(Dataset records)
-------
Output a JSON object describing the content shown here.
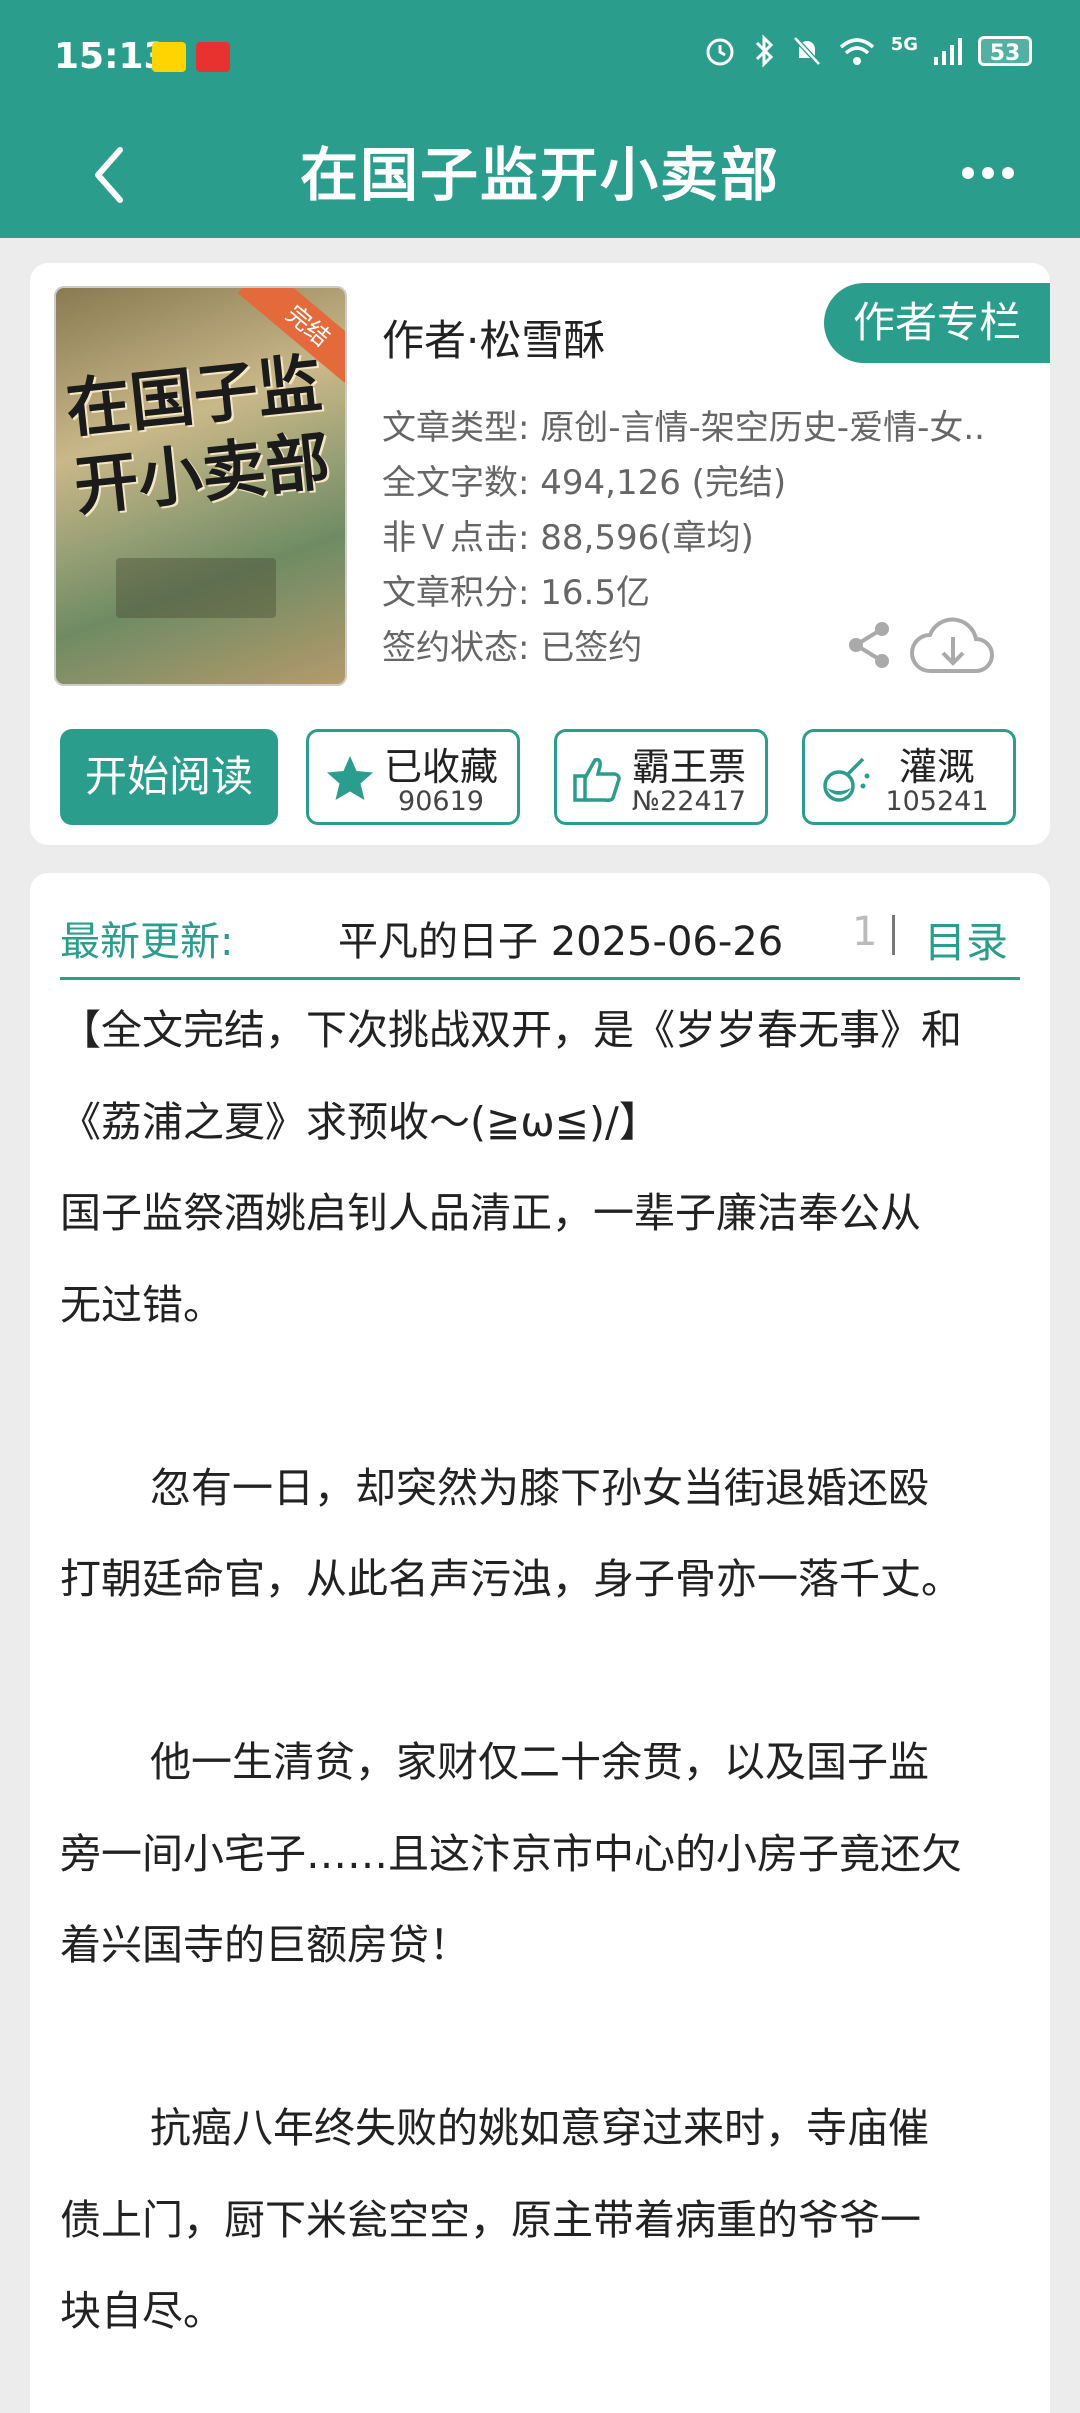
{
  "status": {
    "time": "15:13",
    "network": "5G",
    "battery": "53"
  },
  "header": {
    "title": "在国子监开小卖部"
  },
  "book": {
    "cover_title": "在国子监开小卖部",
    "cover_badge": "完结",
    "author": "作者·松雪酥",
    "author_column_label": "作者专栏",
    "meta": [
      "文章类型: 原创-言情-架空历史-爱情-女..",
      "全文字数: 494,126 (完结)",
      "非Ｖ点击: 88,596(章均)",
      "文章积分: 16.5亿",
      "签约状态: 已签约"
    ]
  },
  "actions": {
    "start_label": "开始阅读",
    "collect": {
      "label": "已收藏",
      "count": "90619"
    },
    "ticket": {
      "label": "霸王票",
      "count": "№22417"
    },
    "nutrient": {
      "label": "灌溉",
      "count": "105241"
    }
  },
  "update": {
    "label": "最新更新:",
    "value": "平凡的日子  2025-06-26",
    "cut": "1",
    "toc_label": "目录"
  },
  "intro": {
    "lines": [
      "【全文完结，下次挑战双开，是《岁岁春无事》和",
      "《荔浦之夏》求预收～(≧ω≦)/】",
      "国子监祭酒姚启钊人品清正，一辈子廉洁奉公从",
      "无过错。",
      "忽有一日，却突然为膝下孙女当街退婚还殴",
      "打朝廷命官，从此名声污浊，身子骨亦一落千丈。",
      "他一生清贫，家财仅二十余贯，以及国子监",
      "旁一间小宅子……且这汴京市中心的小房子竟还欠",
      "着兴国寺的巨额房贷！",
      "抗癌八年终失败的姚如意穿过来时，寺庙催",
      "债上门，厨下米瓮空空，原主带着病重的爷爷一",
      "块自尽。"
    ]
  },
  "colors": {
    "accent": "#2a9d8c",
    "background": "#ececec"
  }
}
-------
→ What is expected
The records above must be printed exactly; the pictures stay out.

→ Result for this task
Output a JSON object describing the content shown here.
{
  "status": {
    "time": "15:13",
    "network": "5G",
    "battery": "53"
  },
  "header": {
    "title": "在国子监开小卖部"
  },
  "book": {
    "cover_title": "在国子监开小卖部",
    "cover_badge": "完结",
    "author": "作者·松雪酥",
    "author_column_label": "作者专栏",
    "meta": [
      "文章类型: 原创-言情-架空历史-爱情-女..",
      "全文字数: 494,126 (完结)",
      "非Ｖ点击: 88,596(章均)",
      "文章积分: 16.5亿",
      "签约状态: 已签约"
    ]
  },
  "actions": {
    "start_label": "开始阅读",
    "collect": {
      "label": "已收藏",
      "count": "90619"
    },
    "ticket": {
      "label": "霸王票",
      "count": "№22417"
    },
    "nutrient": {
      "label": "灌溉",
      "count": "105241"
    }
  },
  "update": {
    "label": "最新更新:",
    "value": "平凡的日子  2025-06-26",
    "cut": "1",
    "toc_label": "目录"
  },
  "intro": {
    "lines": [
      "【全文完结，下次挑战双开，是《岁岁春无事》和",
      "《荔浦之夏》求预收～(≧ω≦)/】",
      "国子监祭酒姚启钊人品清正，一辈子廉洁奉公从",
      "无过错。",
      "忽有一日，却突然为膝下孙女当街退婚还殴",
      "打朝廷命官，从此名声污浊，身子骨亦一落千丈。",
      "他一生清贫，家财仅二十余贯，以及国子监",
      "旁一间小宅子……且这汴京市中心的小房子竟还欠",
      "着兴国寺的巨额房贷！",
      "抗癌八年终失败的姚如意穿过来时，寺庙催",
      "债上门，厨下米瓮空空，原主带着病重的爷爷一",
      "块自尽。"
    ]
  },
  "colors": {
    "accent": "#2a9d8c",
    "background": "#ececec"
  }
}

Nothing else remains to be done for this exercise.